*ABOUT THIS TASK*
The full set of records is to be reproduced verbatim.

-- EXERCISE MATERIALS follows --

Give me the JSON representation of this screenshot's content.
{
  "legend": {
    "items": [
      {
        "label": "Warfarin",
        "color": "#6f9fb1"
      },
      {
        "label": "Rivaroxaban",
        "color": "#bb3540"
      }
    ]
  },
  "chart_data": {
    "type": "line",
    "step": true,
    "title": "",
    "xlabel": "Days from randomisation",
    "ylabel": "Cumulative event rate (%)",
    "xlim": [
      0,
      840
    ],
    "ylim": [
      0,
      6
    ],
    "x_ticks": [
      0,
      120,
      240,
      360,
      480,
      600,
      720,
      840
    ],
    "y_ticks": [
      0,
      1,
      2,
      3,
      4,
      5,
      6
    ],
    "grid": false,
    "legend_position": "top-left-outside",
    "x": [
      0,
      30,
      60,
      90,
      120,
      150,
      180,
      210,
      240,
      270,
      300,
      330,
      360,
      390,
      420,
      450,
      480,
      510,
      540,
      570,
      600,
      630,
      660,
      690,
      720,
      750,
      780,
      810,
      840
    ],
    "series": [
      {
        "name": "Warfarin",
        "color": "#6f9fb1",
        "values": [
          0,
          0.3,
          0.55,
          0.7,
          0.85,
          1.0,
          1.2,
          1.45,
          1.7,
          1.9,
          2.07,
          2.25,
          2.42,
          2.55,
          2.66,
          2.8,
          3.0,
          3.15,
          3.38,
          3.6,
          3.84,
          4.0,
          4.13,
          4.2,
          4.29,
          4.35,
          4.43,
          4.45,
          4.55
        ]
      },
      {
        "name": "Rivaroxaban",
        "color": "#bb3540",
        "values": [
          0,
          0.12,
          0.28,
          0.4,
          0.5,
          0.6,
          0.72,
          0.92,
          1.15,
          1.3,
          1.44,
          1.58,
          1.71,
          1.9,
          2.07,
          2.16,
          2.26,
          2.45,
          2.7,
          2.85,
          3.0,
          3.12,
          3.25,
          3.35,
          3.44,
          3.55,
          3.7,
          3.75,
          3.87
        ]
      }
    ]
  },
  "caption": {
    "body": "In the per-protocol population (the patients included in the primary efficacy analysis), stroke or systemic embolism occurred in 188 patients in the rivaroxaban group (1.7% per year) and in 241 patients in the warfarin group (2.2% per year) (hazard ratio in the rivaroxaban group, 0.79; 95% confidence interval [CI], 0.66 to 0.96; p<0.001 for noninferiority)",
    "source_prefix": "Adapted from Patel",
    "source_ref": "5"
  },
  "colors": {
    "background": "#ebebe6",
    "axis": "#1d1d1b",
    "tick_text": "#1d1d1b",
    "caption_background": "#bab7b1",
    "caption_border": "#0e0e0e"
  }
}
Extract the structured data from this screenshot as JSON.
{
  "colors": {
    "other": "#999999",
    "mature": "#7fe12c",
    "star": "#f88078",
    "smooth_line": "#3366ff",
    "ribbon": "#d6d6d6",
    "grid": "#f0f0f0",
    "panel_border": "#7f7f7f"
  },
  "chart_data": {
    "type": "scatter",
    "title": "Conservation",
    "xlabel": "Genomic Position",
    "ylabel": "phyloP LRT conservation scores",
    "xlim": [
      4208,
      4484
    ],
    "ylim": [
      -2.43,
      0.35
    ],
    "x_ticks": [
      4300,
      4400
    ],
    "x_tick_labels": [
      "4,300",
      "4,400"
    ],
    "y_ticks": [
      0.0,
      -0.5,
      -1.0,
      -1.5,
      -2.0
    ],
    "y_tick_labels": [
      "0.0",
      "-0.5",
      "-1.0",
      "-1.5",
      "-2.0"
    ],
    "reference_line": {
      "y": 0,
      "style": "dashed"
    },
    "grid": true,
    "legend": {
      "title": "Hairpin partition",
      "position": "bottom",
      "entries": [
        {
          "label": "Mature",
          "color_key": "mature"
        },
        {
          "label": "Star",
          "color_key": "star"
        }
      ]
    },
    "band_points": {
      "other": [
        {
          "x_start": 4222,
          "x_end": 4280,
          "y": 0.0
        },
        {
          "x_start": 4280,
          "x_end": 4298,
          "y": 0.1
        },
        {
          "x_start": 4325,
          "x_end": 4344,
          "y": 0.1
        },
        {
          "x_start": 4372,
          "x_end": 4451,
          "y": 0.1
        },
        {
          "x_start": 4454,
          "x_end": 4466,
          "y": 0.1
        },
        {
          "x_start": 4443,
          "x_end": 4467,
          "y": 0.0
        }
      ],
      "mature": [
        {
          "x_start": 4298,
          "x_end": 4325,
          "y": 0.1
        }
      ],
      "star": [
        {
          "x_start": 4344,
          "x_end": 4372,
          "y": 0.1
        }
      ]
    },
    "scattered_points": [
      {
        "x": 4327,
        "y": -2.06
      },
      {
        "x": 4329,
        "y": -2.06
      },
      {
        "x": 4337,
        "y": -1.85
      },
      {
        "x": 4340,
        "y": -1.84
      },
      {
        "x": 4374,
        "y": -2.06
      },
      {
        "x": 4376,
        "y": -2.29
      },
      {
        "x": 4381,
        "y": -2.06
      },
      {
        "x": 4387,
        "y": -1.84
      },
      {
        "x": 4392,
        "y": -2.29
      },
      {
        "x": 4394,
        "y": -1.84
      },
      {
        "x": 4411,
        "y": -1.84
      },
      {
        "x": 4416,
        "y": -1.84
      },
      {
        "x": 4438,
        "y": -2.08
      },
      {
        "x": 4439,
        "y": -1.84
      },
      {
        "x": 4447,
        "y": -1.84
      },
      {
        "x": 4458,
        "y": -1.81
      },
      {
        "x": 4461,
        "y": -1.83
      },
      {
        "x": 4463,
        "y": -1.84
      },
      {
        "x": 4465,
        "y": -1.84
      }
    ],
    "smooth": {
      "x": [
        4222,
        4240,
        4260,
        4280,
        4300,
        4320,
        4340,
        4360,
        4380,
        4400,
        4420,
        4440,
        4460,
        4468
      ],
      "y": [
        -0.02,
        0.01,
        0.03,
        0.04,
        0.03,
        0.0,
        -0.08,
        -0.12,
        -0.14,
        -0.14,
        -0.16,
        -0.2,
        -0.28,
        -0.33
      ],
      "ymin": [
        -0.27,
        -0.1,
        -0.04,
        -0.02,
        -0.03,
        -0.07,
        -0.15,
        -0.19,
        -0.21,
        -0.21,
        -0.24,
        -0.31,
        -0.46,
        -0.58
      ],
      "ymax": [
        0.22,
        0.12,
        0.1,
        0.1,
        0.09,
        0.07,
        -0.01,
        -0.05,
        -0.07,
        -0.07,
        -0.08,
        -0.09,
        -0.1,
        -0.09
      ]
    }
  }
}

-- EXERCISE MATERIALS concluded --

*ANSWER TO THIS PROBLEM*
Give me the JSON representation of this screenshot's content.
{
  "legend": {
    "items": [
      {
        "label": "Warfarin",
        "color": "#6f9fb1"
      },
      {
        "label": "Rivaroxaban",
        "color": "#bb3540"
      }
    ]
  },
  "chart_data": {
    "type": "line",
    "step": true,
    "title": "",
    "xlabel": "Days from randomisation",
    "ylabel": "Cumulative event rate (%)",
    "xlim": [
      0,
      840
    ],
    "ylim": [
      0,
      6
    ],
    "x_ticks": [
      0,
      120,
      240,
      360,
      480,
      600,
      720,
      840
    ],
    "y_ticks": [
      0,
      1,
      2,
      3,
      4,
      5,
      6
    ],
    "grid": false,
    "legend_position": "top-left-outside",
    "x": [
      0,
      30,
      60,
      90,
      120,
      150,
      180,
      210,
      240,
      270,
      300,
      330,
      360,
      390,
      420,
      450,
      480,
      510,
      540,
      570,
      600,
      630,
      660,
      690,
      720,
      750,
      780,
      810,
      840
    ],
    "series": [
      {
        "name": "Warfarin",
        "color": "#6f9fb1",
        "values": [
          0,
          0.3,
          0.55,
          0.7,
          0.85,
          1.0,
          1.2,
          1.45,
          1.7,
          1.9,
          2.07,
          2.25,
          2.42,
          2.55,
          2.66,
          2.8,
          3.0,
          3.15,
          3.38,
          3.6,
          3.84,
          4.0,
          4.13,
          4.2,
          4.29,
          4.35,
          4.43,
          4.45,
          4.55
        ]
      },
      {
        "name": "Rivaroxaban",
        "color": "#bb3540",
        "values": [
          0,
          0.12,
          0.28,
          0.4,
          0.5,
          0.6,
          0.72,
          0.92,
          1.15,
          1.3,
          1.44,
          1.58,
          1.71,
          1.9,
          2.07,
          2.16,
          2.26,
          2.45,
          2.7,
          2.85,
          3.0,
          3.12,
          3.25,
          3.35,
          3.44,
          3.55,
          3.7,
          3.75,
          3.87
        ]
      }
    ]
  },
  "caption": {
    "body": "In the per-protocol population (the patients included in the primary efficacy analysis), stroke or systemic embolism occurred in 188 patients in the rivaroxaban group (1.7% per year) and in 241 patients in the warfarin group (2.2% per year) (hazard ratio in the rivaroxaban group, 0.79; 95% confidence interval [CI], 0.66 to 0.96; p<0.001 for noninferiority)",
    "source_prefix": "Adapted from Patel",
    "source_ref": "5"
  },
  "colors": {
    "background": "#ebebe6",
    "axis": "#1d1d1b",
    "tick_text": "#1d1d1b",
    "caption_background": "#bab7b1",
    "caption_border": "#0e0e0e"
  }
}
Extract the structured data from this screenshot as JSON.
{
  "colors": {
    "other": "#999999",
    "mature": "#7fe12c",
    "star": "#f88078",
    "smooth_line": "#3366ff",
    "ribbon": "#d6d6d6",
    "grid": "#f0f0f0",
    "panel_border": "#7f7f7f"
  },
  "chart_data": {
    "type": "scatter",
    "title": "Conservation",
    "xlabel": "Genomic Position",
    "ylabel": "phyloP LRT conservation scores",
    "xlim": [
      4208,
      4484
    ],
    "ylim": [
      -2.43,
      0.35
    ],
    "x_ticks": [
      4300,
      4400
    ],
    "x_tick_labels": [
      "4,300",
      "4,400"
    ],
    "y_ticks": [
      0.0,
      -0.5,
      -1.0,
      -1.5,
      -2.0
    ],
    "y_tick_labels": [
      "0.0",
      "-0.5",
      "-1.0",
      "-1.5",
      "-2.0"
    ],
    "reference_line": {
      "y": 0,
      "style": "dashed"
    },
    "grid": true,
    "legend": {
      "title": "Hairpin partition",
      "position": "bottom",
      "entries": [
        {
          "label": "Mature",
          "color_key": "mature"
        },
        {
          "label": "Star",
          "color_key": "star"
        }
      ]
    },
    "band_points": {
      "other": [
        {
          "x_start": 4222,
          "x_end": 4280,
          "y": 0.0
        },
        {
          "x_start": 4280,
          "x_end": 4298,
          "y": 0.1
        },
        {
          "x_start": 4325,
          "x_end": 4344,
          "y": 0.1
        },
        {
          "x_start": 4372,
          "x_end": 4451,
          "y": 0.1
        },
        {
          "x_start": 4454,
          "x_end": 4466,
          "y": 0.1
        },
        {
          "x_start": 4443,
          "x_end": 4467,
          "y": 0.0
        }
      ],
      "mature": [
        {
          "x_start": 4298,
          "x_end": 4325,
          "y": 0.1
        }
      ],
      "star": [
        {
          "x_start": 4344,
          "x_end": 4372,
          "y": 0.1
        }
      ]
    },
    "scattered_points": [
      {
        "x": 4327,
        "y": -2.06
      },
      {
        "x": 4329,
        "y": -2.06
      },
      {
        "x": 4337,
        "y": -1.85
      },
      {
        "x": 4340,
        "y": -1.84
      },
      {
        "x": 4374,
        "y": -2.06
      },
      {
        "x": 4376,
        "y": -2.29
      },
      {
        "x": 4381,
        "y": -2.06
      },
      {
        "x": 4387,
        "y": -1.84
      },
      {
        "x": 4392,
        "y": -2.29
      },
      {
        "x": 4394,
        "y": -1.84
      },
      {
        "x": 4411,
        "y": -1.84
      },
      {
        "x": 4416,
        "y": -1.84
      },
      {
        "x": 4438,
        "y": -2.08
      },
      {
        "x": 4439,
        "y": -1.84
      },
      {
        "x": 4447,
        "y": -1.84
      },
      {
        "x": 4458,
        "y": -1.81
      },
      {
        "x": 4461,
        "y": -1.83
      },
      {
        "x": 4463,
        "y": -1.84
      },
      {
        "x": 4465,
        "y": -1.84
      }
    ],
    "smooth": {
      "x": [
        4222,
        4240,
        4260,
        4280,
        4300,
        4320,
        4340,
        4360,
        4380,
        4400,
        4420,
        4440,
        4460,
        4468
      ],
      "y": [
        -0.02,
        0.01,
        0.03,
        0.04,
        0.03,
        0.0,
        -0.08,
        -0.12,
        -0.14,
        -0.14,
        -0.16,
        -0.2,
        -0.28,
        -0.33
      ],
      "ymin": [
        -0.27,
        -0.1,
        -0.04,
        -0.02,
        -0.03,
        -0.07,
        -0.15,
        -0.19,
        -0.21,
        -0.21,
        -0.24,
        -0.31,
        -0.46,
        -0.58
      ],
      "ymax": [
        0.22,
        0.12,
        0.1,
        0.1,
        0.09,
        0.07,
        -0.01,
        -0.05,
        -0.07,
        -0.07,
        -0.08,
        -0.09,
        -0.1,
        -0.09
      ]
    }
  }
}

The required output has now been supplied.